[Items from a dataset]

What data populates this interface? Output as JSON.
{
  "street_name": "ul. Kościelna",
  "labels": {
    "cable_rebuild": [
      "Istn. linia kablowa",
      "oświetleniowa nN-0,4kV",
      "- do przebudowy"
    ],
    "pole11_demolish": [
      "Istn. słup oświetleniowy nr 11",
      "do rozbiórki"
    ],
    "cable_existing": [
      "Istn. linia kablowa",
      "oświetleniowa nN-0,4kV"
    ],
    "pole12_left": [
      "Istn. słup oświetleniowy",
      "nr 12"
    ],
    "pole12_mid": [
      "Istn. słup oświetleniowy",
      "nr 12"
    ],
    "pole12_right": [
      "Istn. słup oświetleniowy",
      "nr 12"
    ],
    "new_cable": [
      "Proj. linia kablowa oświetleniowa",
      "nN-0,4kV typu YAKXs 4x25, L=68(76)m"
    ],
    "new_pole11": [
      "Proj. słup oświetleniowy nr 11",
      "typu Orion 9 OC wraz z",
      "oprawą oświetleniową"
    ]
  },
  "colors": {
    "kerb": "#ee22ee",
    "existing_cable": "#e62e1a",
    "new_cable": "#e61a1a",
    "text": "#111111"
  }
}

▸ **Do this**: Print the whole listing again, exactly.

▸ **Completed task**:
What data populates this interface? Output as JSON.
{
  "street_name": "ul. Kościelna",
  "labels": {
    "cable_rebuild": [
      "Istn. linia kablowa",
      "oświetleniowa nN-0,4kV",
      "- do przebudowy"
    ],
    "pole11_demolish": [
      "Istn. słup oświetleniowy nr 11",
      "do rozbiórki"
    ],
    "cable_existing": [
      "Istn. linia kablowa",
      "oświetleniowa nN-0,4kV"
    ],
    "pole12_left": [
      "Istn. słup oświetleniowy",
      "nr 12"
    ],
    "pole12_mid": [
      "Istn. słup oświetleniowy",
      "nr 12"
    ],
    "pole12_right": [
      "Istn. słup oświetleniowy",
      "nr 12"
    ],
    "new_cable": [
      "Proj. linia kablowa oświetleniowa",
      "nN-0,4kV typu YAKXs 4x25, L=68(76)m"
    ],
    "new_pole11": [
      "Proj. słup oświetleniowy nr 11",
      "typu Orion 9 OC wraz z",
      "oprawą oświetleniową"
    ]
  },
  "colors": {
    "kerb": "#ee22ee",
    "existing_cable": "#e62e1a",
    "new_cable": "#e61a1a",
    "text": "#111111"
  }
}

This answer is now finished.